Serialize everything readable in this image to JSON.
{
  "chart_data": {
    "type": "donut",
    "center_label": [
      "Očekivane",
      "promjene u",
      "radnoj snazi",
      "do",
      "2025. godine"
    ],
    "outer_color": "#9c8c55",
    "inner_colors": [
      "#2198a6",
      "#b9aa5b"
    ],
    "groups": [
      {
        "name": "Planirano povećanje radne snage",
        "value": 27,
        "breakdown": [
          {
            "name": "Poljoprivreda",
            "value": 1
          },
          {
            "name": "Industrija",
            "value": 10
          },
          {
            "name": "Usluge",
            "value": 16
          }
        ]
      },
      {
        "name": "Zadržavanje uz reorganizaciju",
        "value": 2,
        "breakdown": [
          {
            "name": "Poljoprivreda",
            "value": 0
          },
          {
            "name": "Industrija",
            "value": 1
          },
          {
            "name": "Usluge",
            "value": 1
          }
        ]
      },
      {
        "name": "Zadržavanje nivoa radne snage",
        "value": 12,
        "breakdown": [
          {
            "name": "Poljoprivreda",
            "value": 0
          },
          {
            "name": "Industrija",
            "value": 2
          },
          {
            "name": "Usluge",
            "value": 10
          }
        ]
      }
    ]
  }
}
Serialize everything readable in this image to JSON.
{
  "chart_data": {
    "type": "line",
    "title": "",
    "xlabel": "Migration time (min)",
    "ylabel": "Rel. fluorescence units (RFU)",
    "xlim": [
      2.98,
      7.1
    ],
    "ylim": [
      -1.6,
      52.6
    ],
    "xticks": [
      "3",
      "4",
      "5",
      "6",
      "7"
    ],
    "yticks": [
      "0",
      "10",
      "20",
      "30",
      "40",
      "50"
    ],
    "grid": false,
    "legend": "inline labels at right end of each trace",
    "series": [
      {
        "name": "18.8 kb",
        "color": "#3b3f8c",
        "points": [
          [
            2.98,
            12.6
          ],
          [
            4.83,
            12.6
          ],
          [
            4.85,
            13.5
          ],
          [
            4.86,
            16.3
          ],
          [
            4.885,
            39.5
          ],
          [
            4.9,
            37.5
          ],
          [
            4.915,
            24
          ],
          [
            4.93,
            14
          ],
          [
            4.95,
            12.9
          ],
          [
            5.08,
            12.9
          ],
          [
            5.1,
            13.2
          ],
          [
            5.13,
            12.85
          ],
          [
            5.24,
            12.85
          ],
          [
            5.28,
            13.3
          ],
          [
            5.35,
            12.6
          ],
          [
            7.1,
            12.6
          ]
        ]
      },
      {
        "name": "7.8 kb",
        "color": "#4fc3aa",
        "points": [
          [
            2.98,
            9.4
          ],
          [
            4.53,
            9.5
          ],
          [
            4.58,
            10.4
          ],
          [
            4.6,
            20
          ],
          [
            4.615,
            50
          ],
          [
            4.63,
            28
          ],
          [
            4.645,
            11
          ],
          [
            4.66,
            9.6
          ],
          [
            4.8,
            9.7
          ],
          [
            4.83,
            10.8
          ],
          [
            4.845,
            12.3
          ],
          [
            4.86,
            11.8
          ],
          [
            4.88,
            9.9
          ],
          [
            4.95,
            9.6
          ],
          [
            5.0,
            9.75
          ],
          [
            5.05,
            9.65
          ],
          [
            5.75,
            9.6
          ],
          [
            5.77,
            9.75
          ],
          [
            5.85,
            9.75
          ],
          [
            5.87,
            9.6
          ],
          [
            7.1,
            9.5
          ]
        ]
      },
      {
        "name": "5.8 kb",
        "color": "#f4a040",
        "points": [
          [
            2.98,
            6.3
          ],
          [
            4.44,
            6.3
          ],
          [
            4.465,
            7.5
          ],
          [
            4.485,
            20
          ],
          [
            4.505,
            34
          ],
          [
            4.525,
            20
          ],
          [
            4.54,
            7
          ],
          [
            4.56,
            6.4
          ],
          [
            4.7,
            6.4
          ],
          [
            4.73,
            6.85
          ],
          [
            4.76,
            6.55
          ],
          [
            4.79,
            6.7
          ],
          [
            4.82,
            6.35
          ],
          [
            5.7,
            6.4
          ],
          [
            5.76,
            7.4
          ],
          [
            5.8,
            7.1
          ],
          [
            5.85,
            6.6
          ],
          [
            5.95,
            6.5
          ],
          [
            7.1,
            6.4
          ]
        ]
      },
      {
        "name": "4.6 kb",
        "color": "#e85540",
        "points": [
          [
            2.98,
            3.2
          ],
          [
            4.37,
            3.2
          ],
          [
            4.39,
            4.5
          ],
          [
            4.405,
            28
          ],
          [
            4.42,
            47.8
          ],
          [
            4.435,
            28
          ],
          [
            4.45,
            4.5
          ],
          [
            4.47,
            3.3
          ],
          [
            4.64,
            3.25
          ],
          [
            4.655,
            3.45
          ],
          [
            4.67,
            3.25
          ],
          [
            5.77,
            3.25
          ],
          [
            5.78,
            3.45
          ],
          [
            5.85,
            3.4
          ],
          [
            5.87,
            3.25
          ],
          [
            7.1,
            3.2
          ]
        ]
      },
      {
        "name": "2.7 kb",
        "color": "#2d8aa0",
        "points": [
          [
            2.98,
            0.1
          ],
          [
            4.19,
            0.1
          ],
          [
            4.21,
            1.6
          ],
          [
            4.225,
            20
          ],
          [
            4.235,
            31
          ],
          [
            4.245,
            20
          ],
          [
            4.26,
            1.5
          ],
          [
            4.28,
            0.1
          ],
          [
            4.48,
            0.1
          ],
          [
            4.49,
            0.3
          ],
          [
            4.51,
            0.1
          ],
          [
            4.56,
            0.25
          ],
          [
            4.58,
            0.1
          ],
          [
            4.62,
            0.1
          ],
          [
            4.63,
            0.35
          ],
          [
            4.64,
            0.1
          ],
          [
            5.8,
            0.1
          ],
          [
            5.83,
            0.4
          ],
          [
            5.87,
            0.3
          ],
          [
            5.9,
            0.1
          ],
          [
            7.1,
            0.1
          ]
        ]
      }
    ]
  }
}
════════════════════
TASK DESCRIPTION »
Transcribe the material above in its entirety. Match it exactly.

OUTPUT OF THE EXERCISE »
Serialize everything readable in this image to JSON.
{
  "chart_data": {
    "type": "donut",
    "center_label": [
      "Očekivane",
      "promjene u",
      "radnoj snazi",
      "do",
      "2025. godine"
    ],
    "outer_color": "#9c8c55",
    "inner_colors": [
      "#2198a6",
      "#b9aa5b"
    ],
    "groups": [
      {
        "name": "Planirano povećanje radne snage",
        "value": 27,
        "breakdown": [
          {
            "name": "Poljoprivreda",
            "value": 1
          },
          {
            "name": "Industrija",
            "value": 10
          },
          {
            "name": "Usluge",
            "value": 16
          }
        ]
      },
      {
        "name": "Zadržavanje uz reorganizaciju",
        "value": 2,
        "breakdown": [
          {
            "name": "Poljoprivreda",
            "value": 0
          },
          {
            "name": "Industrija",
            "value": 1
          },
          {
            "name": "Usluge",
            "value": 1
          }
        ]
      },
      {
        "name": "Zadržavanje nivoa radne snage",
        "value": 12,
        "breakdown": [
          {
            "name": "Poljoprivreda",
            "value": 0
          },
          {
            "name": "Industrija",
            "value": 2
          },
          {
            "name": "Usluge",
            "value": 10
          }
        ]
      }
    ]
  }
}
Serialize everything readable in this image to JSON.
{
  "chart_data": {
    "type": "line",
    "title": "",
    "xlabel": "Migration time (min)",
    "ylabel": "Rel. fluorescence units (RFU)",
    "xlim": [
      2.98,
      7.1
    ],
    "ylim": [
      -1.6,
      52.6
    ],
    "xticks": [
      "3",
      "4",
      "5",
      "6",
      "7"
    ],
    "yticks": [
      "0",
      "10",
      "20",
      "30",
      "40",
      "50"
    ],
    "grid": false,
    "legend": "inline labels at right end of each trace",
    "series": [
      {
        "name": "18.8 kb",
        "color": "#3b3f8c",
        "points": [
          [
            2.98,
            12.6
          ],
          [
            4.83,
            12.6
          ],
          [
            4.85,
            13.5
          ],
          [
            4.86,
            16.3
          ],
          [
            4.885,
            39.5
          ],
          [
            4.9,
            37.5
          ],
          [
            4.915,
            24
          ],
          [
            4.93,
            14
          ],
          [
            4.95,
            12.9
          ],
          [
            5.08,
            12.9
          ],
          [
            5.1,
            13.2
          ],
          [
            5.13,
            12.85
          ],
          [
            5.24,
            12.85
          ],
          [
            5.28,
            13.3
          ],
          [
            5.35,
            12.6
          ],
          [
            7.1,
            12.6
          ]
        ]
      },
      {
        "name": "7.8 kb",
        "color": "#4fc3aa",
        "points": [
          [
            2.98,
            9.4
          ],
          [
            4.53,
            9.5
          ],
          [
            4.58,
            10.4
          ],
          [
            4.6,
            20
          ],
          [
            4.615,
            50
          ],
          [
            4.63,
            28
          ],
          [
            4.645,
            11
          ],
          [
            4.66,
            9.6
          ],
          [
            4.8,
            9.7
          ],
          [
            4.83,
            10.8
          ],
          [
            4.845,
            12.3
          ],
          [
            4.86,
            11.8
          ],
          [
            4.88,
            9.9
          ],
          [
            4.95,
            9.6
          ],
          [
            5.0,
            9.75
          ],
          [
            5.05,
            9.65
          ],
          [
            5.75,
            9.6
          ],
          [
            5.77,
            9.75
          ],
          [
            5.85,
            9.75
          ],
          [
            5.87,
            9.6
          ],
          [
            7.1,
            9.5
          ]
        ]
      },
      {
        "name": "5.8 kb",
        "color": "#f4a040",
        "points": [
          [
            2.98,
            6.3
          ],
          [
            4.44,
            6.3
          ],
          [
            4.465,
            7.5
          ],
          [
            4.485,
            20
          ],
          [
            4.505,
            34
          ],
          [
            4.525,
            20
          ],
          [
            4.54,
            7
          ],
          [
            4.56,
            6.4
          ],
          [
            4.7,
            6.4
          ],
          [
            4.73,
            6.85
          ],
          [
            4.76,
            6.55
          ],
          [
            4.79,
            6.7
          ],
          [
            4.82,
            6.35
          ],
          [
            5.7,
            6.4
          ],
          [
            5.76,
            7.4
          ],
          [
            5.8,
            7.1
          ],
          [
            5.85,
            6.6
          ],
          [
            5.95,
            6.5
          ],
          [
            7.1,
            6.4
          ]
        ]
      },
      {
        "name": "4.6 kb",
        "color": "#e85540",
        "points": [
          [
            2.98,
            3.2
          ],
          [
            4.37,
            3.2
          ],
          [
            4.39,
            4.5
          ],
          [
            4.405,
            28
          ],
          [
            4.42,
            47.8
          ],
          [
            4.435,
            28
          ],
          [
            4.45,
            4.5
          ],
          [
            4.47,
            3.3
          ],
          [
            4.64,
            3.25
          ],
          [
            4.655,
            3.45
          ],
          [
            4.67,
            3.25
          ],
          [
            5.77,
            3.25
          ],
          [
            5.78,
            3.45
          ],
          [
            5.85,
            3.4
          ],
          [
            5.87,
            3.25
          ],
          [
            7.1,
            3.2
          ]
        ]
      },
      {
        "name": "2.7 kb",
        "color": "#2d8aa0",
        "points": [
          [
            2.98,
            0.1
          ],
          [
            4.19,
            0.1
          ],
          [
            4.21,
            1.6
          ],
          [
            4.225,
            20
          ],
          [
            4.235,
            31
          ],
          [
            4.245,
            20
          ],
          [
            4.26,
            1.5
          ],
          [
            4.28,
            0.1
          ],
          [
            4.48,
            0.1
          ],
          [
            4.49,
            0.3
          ],
          [
            4.51,
            0.1
          ],
          [
            4.56,
            0.25
          ],
          [
            4.58,
            0.1
          ],
          [
            4.62,
            0.1
          ],
          [
            4.63,
            0.35
          ],
          [
            4.64,
            0.1
          ],
          [
            5.8,
            0.1
          ],
          [
            5.83,
            0.4
          ],
          [
            5.87,
            0.3
          ],
          [
            5.9,
            0.1
          ],
          [
            7.1,
            0.1
          ]
        ]
      }
    ]
  }
}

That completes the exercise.